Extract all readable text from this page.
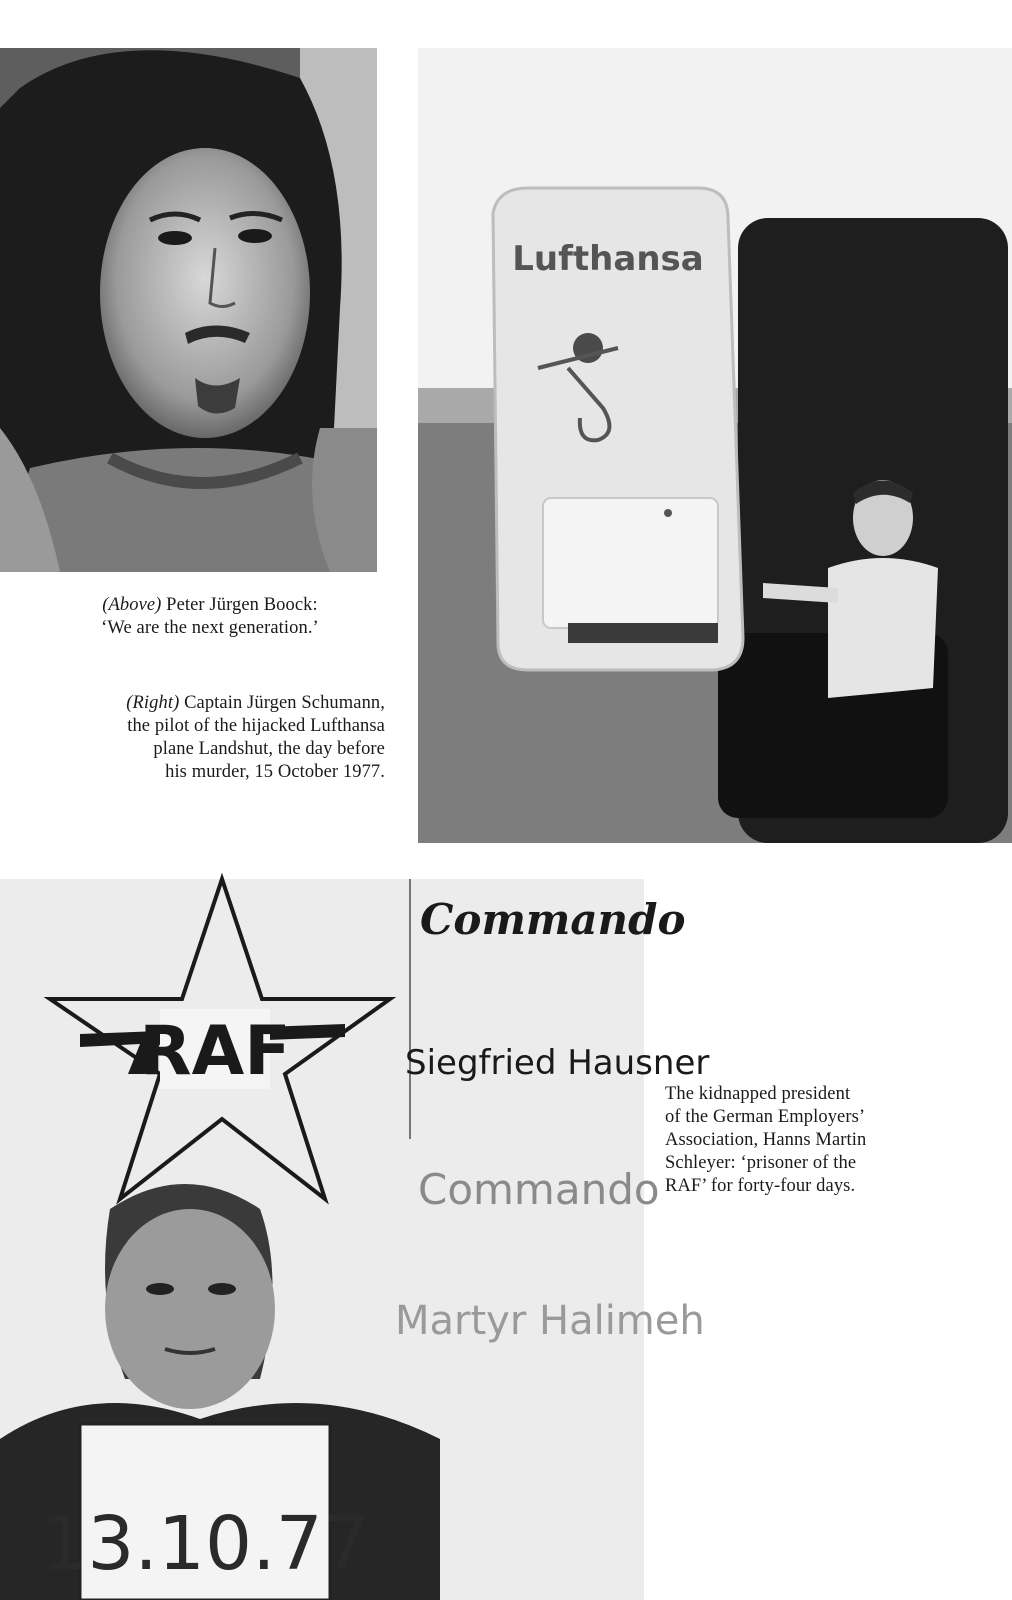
Lufthansa
RAF
Commando
Siegfried Hausner
Commando
Martyr Halimeh
13.10.77

(Above) Peter Jürgen Boock:

‘We are the next generation.’

(Right) Captain Jürgen Schumann,

the pilot of the hijacked Lufthansa

plane Landshut, the day before

his murder, 15 October 1977.

The kidnapped president

of the German Employers’

Association, Hanns Martin

Schleyer: ‘prisoner of the

RAF’ for forty-four days.
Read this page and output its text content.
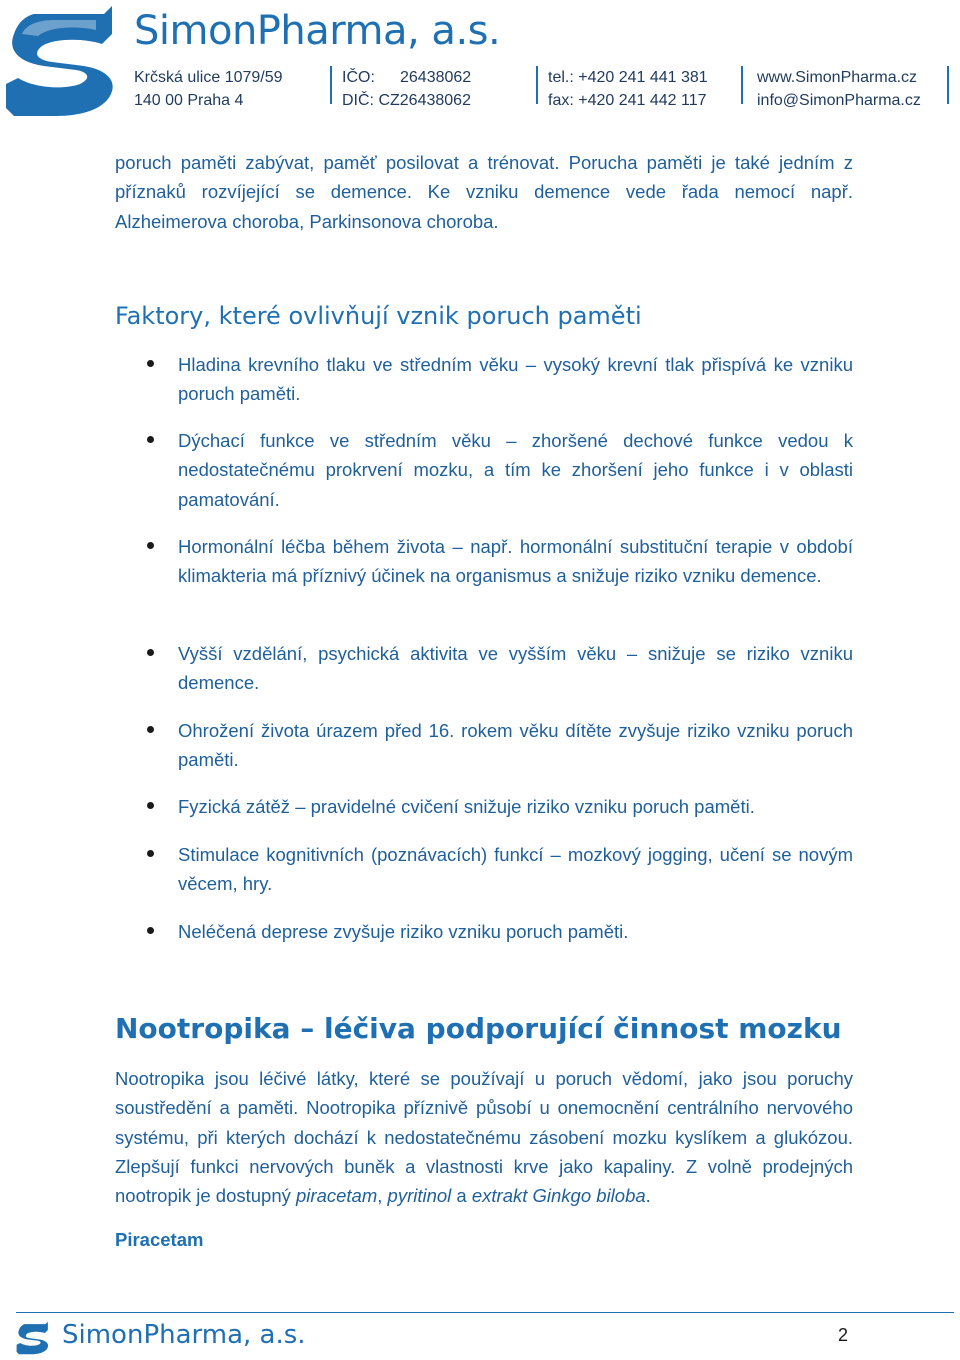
SimonPharma, a.s.
Krčská ulice 1079/59
140 00 Praha 4
IČO: 26438062
DIČ: CZ26438062
tel.: +420 241 441 381
fax: +420 241 442 117
www.SimonPharma.cz
info@SimonPharma.cz
poruch paměti zabývat, paměť posilovat a trénovat. Porucha paměti je také jedním z příznaků rozvíjející se demence. Ke vzniku demence vede řada nemocí např. Alzheimerova choroba, Parkinsonova choroba.
Faktory, které ovlivňují vznik poruch paměti
Hladina krevního tlaku ve středním věku – vysoký krevní tlak přispívá ke vzniku poruch paměti.
Dýchací funkce ve středním věku – zhoršené dechové funkce vedou k nedostatečnému prokrvení mozku, a tím ke zhoršení jeho funkce i v oblasti pamatování.
Hormonální léčba během života – např. hormonální substituční terapie v období klimakteria má příznivý účinek na organismus a snižuje riziko vzniku demence.
Vyšší vzdělání, psychická aktivita ve vyšším věku – snižuje se riziko vzniku demence.
Ohrožení života úrazem před 16. rokem věku dítěte zvyšuje riziko vzniku poruch paměti.
Fyzická zátěž – pravidelné cvičení snižuje riziko vzniku poruch paměti.
Stimulace kognitivních (poznávacích) funkcí – mozkový jogging, učení se novým věcem, hry.
Neléčená deprese zvyšuje riziko vzniku poruch paměti.
Nootropika – léčiva podporující činnost mozku
Nootropika jsou léčivé látky, které se používají u poruch vědomí, jako jsou poruchy soustředění a paměti. Nootropika příznivě působí u onemocnění centrálního nervového systému, při kterých dochází k nedostatečnému zásobení mozku kyslíkem a glukózou. Zlepšují funkci nervových buněk a vlastnosti krve jako kapaliny. Z volně prodejných nootropik je dostupný piracetam, pyritinol a extrakt Ginkgo biloba.
Piracetam
SimonPharma, a.s.	2
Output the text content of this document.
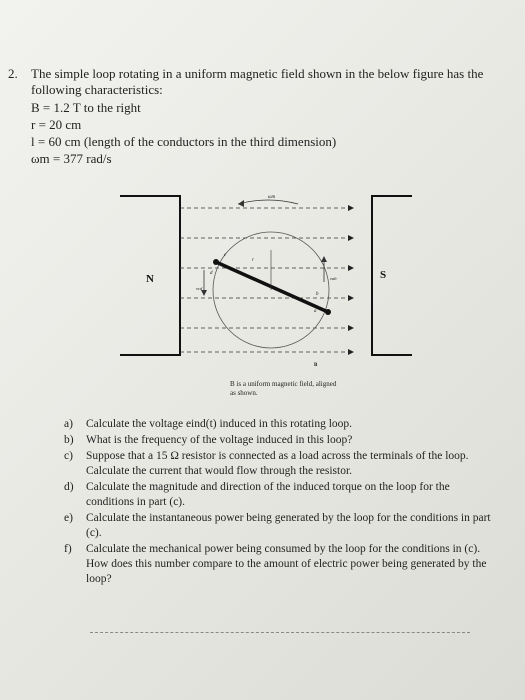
2. The simple loop rotating in a uniform magnetic field shown in the below figure has the following characteristics:
B = 1.2 T to the right
r = 20 cm
l = 60 cm (length of the conductors in the third dimension)
ωm = 377 rad/s
N	S
B
ωm
r
c
d
b
a
vcd
vab
B is a uniform magnetic field, aligned as shown.
a) Calculate the voltage eind(t) induced in this rotating loop.
b) What is the frequency of the voltage induced in this loop?
c) Suppose that a 15 Ω resistor is connected as a load across the terminals of the loop. Calculate the current that would flow through the resistor.
d) Calculate the magnitude and direction of the induced torque on the loop for the conditions in part (c).
e) Calculate the instantaneous power being generated by the loop for the conditions in part (c).
f) Calculate the mechanical power being consumed by the loop for the conditions in (c). How does this number compare to the amount of electric power being generated by the loop?
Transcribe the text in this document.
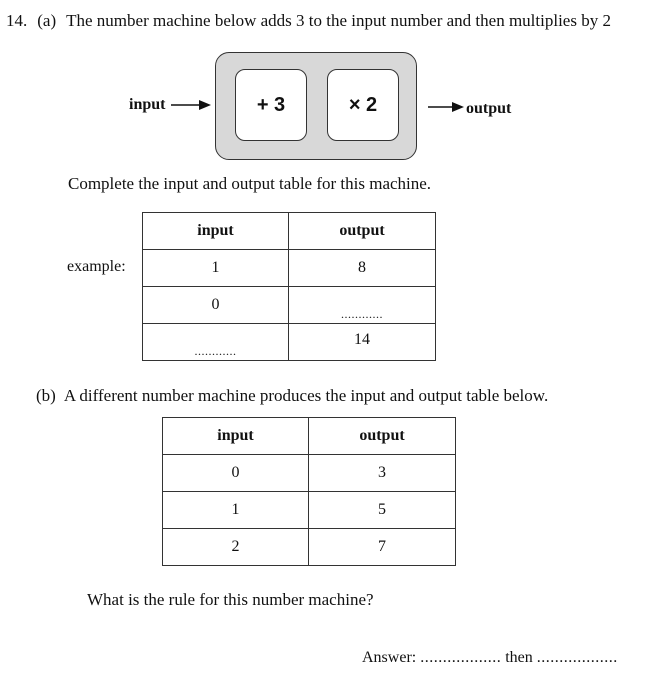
14. (a) The number machine below adds 3 to the input number and then multiplies by 2
input	+ 3	× 2	output
Complete the input and output table for this machine.
example:
input	output
1	8
0	............
............	14
(b) A different number machine produces the input and output table below.
input	output
0	3
1	5
2	7
What is the rule for this number machine?
Answer: .................. then ..................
+ + +
§ **Task instructions**: Check every line of the data above for the string "nedostatečnému", and copy those that have it.

§ **Result for this exercise**:
Dýchací funkce ve středním věku – zhoršené dechové funkce vedou k nedostatečnému prokrvení mozku, a tím ke zhoršení jeho funkce i v oblasti pamatování.
Nootropika jsou léčivé látky, které se používají u poruch vědomí, jako jsou poruchy soustředění a paměti. Nootropika příznivě působí u onemocnění centrálního nervového systému, při kterých dochází k nedostatečnému zásobení mozku kyslíkem a glukózou. Zlepšují funkci nervových buněk a vlastnosti krve jako kapaliny. Z volně prodejných nootropik je dostupný piracetam, pyritinol a extrakt Ginkgo biloba.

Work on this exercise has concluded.